▶ [Directions] In the listing below, find the line containing "Reverse-engineer this chart into JSON.". Write out that line and every line after it to the end, exactly and only those.

+-------+

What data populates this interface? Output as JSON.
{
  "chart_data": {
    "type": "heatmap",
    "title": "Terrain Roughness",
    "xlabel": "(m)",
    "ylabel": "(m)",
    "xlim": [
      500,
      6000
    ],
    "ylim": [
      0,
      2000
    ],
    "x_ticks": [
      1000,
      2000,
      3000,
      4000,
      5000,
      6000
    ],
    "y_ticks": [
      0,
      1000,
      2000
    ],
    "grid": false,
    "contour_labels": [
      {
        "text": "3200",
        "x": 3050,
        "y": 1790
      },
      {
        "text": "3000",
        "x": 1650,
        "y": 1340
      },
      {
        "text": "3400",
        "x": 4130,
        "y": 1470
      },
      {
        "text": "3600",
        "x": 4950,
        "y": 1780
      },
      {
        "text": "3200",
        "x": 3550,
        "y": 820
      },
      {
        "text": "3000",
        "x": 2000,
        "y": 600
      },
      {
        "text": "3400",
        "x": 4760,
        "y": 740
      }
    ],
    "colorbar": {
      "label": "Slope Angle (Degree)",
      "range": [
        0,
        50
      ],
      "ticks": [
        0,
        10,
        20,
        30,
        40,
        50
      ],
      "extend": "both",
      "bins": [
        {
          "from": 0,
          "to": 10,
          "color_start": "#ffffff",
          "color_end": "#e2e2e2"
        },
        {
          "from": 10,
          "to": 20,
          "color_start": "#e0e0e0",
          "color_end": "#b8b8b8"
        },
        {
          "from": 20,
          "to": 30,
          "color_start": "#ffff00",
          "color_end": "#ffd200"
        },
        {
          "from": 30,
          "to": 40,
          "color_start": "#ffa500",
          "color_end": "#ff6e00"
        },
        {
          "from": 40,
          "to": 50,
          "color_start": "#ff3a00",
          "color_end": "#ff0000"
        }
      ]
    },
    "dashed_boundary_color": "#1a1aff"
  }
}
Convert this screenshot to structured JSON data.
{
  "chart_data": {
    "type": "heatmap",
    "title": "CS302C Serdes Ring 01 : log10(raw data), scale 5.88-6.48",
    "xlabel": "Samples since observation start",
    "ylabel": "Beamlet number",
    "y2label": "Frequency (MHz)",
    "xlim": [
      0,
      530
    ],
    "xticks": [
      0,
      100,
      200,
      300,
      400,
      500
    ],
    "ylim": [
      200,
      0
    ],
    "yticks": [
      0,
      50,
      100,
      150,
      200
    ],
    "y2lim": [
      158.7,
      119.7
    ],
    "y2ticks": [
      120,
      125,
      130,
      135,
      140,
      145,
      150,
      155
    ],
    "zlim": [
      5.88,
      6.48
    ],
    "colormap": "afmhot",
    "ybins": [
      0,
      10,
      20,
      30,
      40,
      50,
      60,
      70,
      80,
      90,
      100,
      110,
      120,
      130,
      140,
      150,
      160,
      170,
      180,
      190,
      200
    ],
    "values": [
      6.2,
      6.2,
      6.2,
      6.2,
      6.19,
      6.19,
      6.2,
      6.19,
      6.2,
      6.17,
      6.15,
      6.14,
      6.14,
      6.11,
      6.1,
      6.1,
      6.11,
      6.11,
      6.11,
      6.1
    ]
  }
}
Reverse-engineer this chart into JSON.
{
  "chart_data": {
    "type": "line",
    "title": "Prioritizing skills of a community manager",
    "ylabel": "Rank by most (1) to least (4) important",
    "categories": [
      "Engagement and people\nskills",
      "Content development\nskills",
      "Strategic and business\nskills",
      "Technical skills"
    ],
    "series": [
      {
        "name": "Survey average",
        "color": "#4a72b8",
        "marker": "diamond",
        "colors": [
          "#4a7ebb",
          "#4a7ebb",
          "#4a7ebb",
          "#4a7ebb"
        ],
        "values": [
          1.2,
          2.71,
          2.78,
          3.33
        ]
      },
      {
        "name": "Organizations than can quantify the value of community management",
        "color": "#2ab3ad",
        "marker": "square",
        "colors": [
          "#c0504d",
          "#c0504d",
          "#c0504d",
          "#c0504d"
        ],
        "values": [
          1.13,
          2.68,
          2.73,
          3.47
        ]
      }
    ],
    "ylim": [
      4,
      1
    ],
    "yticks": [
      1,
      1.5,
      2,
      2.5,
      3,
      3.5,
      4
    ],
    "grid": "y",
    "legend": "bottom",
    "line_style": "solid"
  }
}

+-------+

▶ [Solution to the problem]
Reverse-engineer this chart into JSON.
{
  "chart_data": {
    "type": "line",
    "title": "Prioritizing skills of a community manager",
    "ylabel": "Rank by most (1) to least (4) important",
    "categories": [
      "Engagement and people\nskills",
      "Content development\nskills",
      "Strategic and business\nskills",
      "Technical skills"
    ],
    "series": [
      {
        "name": "Survey average",
        "color": "#4a72b8",
        "marker": "diamond",
        "colors": [
          "#4a7ebb",
          "#4a7ebb",
          "#4a7ebb",
          "#4a7ebb"
        ],
        "values": [
          1.2,
          2.71,
          2.78,
          3.33
        ]
      },
      {
        "name": "Organizations than can quantify the value of community management",
        "color": "#2ab3ad",
        "marker": "square",
        "colors": [
          "#c0504d",
          "#c0504d",
          "#c0504d",
          "#c0504d"
        ],
        "values": [
          1.13,
          2.68,
          2.73,
          3.47
        ]
      }
    ],
    "ylim": [
      4,
      1
    ],
    "yticks": [
      1,
      1.5,
      2,
      2.5,
      3,
      3.5,
      4
    ],
    "grid": "y",
    "legend": "bottom",
    "line_style": "solid"
  }
}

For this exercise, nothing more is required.